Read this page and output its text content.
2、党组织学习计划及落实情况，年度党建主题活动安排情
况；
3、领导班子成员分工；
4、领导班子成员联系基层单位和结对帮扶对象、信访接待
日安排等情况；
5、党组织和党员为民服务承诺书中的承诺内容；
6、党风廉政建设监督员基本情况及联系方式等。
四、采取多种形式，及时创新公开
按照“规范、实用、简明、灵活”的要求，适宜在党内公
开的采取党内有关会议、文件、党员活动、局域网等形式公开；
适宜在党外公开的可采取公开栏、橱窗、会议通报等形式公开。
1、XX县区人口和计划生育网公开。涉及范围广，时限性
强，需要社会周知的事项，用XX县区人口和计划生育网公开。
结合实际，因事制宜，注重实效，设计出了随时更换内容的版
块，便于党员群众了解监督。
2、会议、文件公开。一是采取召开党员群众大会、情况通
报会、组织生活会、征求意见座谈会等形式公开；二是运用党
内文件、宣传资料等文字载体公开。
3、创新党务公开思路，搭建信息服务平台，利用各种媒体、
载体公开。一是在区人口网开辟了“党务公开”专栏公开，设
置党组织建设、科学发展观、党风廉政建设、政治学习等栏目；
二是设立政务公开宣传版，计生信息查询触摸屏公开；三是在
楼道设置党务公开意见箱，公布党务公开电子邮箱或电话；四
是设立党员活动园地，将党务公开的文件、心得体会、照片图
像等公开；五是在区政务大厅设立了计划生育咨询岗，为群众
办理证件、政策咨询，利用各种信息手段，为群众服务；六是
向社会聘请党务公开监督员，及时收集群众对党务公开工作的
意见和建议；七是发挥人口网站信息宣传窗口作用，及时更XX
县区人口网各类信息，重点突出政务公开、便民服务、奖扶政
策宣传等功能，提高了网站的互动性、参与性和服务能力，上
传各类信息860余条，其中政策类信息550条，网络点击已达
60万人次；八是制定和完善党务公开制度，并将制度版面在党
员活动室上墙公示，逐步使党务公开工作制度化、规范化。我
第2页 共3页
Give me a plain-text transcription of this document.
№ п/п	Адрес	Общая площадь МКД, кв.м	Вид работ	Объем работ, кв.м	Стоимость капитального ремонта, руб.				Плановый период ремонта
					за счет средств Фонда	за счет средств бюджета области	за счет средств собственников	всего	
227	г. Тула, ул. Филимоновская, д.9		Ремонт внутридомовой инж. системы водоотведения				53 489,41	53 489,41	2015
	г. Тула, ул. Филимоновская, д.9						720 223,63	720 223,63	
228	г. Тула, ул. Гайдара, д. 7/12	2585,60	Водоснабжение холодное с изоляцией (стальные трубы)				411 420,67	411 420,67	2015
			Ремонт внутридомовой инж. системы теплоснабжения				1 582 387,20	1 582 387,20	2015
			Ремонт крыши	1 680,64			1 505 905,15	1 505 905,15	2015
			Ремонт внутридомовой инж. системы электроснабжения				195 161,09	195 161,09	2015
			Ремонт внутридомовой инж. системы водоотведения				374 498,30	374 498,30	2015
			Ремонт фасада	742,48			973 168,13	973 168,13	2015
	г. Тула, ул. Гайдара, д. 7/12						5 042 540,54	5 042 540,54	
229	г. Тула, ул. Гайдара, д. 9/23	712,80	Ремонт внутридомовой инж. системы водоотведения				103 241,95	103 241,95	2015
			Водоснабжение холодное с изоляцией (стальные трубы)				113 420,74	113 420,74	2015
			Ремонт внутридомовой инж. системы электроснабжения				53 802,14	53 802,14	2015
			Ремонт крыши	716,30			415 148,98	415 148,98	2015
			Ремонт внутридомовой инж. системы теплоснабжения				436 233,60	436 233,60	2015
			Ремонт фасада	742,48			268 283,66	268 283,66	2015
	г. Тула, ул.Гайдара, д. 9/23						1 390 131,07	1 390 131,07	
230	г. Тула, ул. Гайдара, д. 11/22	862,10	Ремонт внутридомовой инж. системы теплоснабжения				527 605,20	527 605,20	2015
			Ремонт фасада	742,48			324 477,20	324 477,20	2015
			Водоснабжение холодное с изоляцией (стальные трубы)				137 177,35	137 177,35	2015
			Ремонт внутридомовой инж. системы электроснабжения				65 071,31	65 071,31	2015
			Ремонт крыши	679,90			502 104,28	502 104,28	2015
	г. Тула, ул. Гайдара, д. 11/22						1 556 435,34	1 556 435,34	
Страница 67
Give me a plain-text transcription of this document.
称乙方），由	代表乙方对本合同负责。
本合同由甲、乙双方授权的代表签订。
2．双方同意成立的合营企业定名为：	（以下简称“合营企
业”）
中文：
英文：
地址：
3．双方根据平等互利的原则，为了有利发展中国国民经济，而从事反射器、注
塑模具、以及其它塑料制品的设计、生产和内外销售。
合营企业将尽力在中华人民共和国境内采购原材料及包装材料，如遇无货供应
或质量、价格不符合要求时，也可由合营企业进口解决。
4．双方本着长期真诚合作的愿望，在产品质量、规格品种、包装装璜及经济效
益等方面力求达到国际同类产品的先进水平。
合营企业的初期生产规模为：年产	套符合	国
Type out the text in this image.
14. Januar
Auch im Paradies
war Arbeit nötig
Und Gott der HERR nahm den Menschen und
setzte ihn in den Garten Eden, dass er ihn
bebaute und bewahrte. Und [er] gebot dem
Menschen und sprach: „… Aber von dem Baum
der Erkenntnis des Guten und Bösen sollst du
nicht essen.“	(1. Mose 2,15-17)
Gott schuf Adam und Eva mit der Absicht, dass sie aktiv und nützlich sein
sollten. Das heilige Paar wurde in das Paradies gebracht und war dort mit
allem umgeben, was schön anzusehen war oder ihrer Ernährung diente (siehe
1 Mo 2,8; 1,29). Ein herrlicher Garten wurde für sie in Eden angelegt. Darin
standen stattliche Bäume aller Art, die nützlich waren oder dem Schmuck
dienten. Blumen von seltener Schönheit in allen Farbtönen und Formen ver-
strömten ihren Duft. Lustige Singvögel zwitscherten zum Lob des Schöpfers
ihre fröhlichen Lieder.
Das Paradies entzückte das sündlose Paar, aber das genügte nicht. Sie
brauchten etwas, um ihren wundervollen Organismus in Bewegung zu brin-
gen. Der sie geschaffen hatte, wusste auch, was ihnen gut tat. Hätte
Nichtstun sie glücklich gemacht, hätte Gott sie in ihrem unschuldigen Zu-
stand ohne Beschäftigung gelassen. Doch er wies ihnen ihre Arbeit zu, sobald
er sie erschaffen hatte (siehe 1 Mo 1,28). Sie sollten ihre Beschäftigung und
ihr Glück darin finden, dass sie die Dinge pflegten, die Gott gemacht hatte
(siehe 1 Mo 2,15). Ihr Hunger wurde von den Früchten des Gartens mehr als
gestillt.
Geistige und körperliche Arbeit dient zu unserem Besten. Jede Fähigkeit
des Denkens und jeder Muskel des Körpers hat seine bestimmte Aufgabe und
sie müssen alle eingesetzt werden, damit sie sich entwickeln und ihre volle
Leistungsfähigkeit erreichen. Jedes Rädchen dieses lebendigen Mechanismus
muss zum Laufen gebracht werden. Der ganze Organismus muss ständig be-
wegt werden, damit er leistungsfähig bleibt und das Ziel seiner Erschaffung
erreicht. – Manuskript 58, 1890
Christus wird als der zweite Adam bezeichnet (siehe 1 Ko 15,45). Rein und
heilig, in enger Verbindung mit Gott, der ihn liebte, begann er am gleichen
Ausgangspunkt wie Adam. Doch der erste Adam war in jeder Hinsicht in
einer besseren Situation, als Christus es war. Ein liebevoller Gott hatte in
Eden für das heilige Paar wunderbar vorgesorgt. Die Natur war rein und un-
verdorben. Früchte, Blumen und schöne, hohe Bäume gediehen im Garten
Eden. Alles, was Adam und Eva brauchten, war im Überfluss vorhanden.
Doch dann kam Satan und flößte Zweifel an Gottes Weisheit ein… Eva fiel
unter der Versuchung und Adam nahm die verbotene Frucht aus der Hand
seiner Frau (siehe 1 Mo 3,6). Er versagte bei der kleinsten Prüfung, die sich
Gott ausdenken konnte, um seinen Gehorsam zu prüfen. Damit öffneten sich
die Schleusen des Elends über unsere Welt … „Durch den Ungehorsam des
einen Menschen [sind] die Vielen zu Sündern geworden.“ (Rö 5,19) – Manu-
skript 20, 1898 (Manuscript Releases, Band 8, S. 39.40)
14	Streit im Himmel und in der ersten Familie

------------------------------------

== DIRECTION ==
Report each line in the preceding entries that holds the string "nahm".

== PROBLEM SOLUTION ==
Und Gott der HERR nahm den Menschen und
unter der Versuchung und Adam nahm die verbotene Frucht aus der Hand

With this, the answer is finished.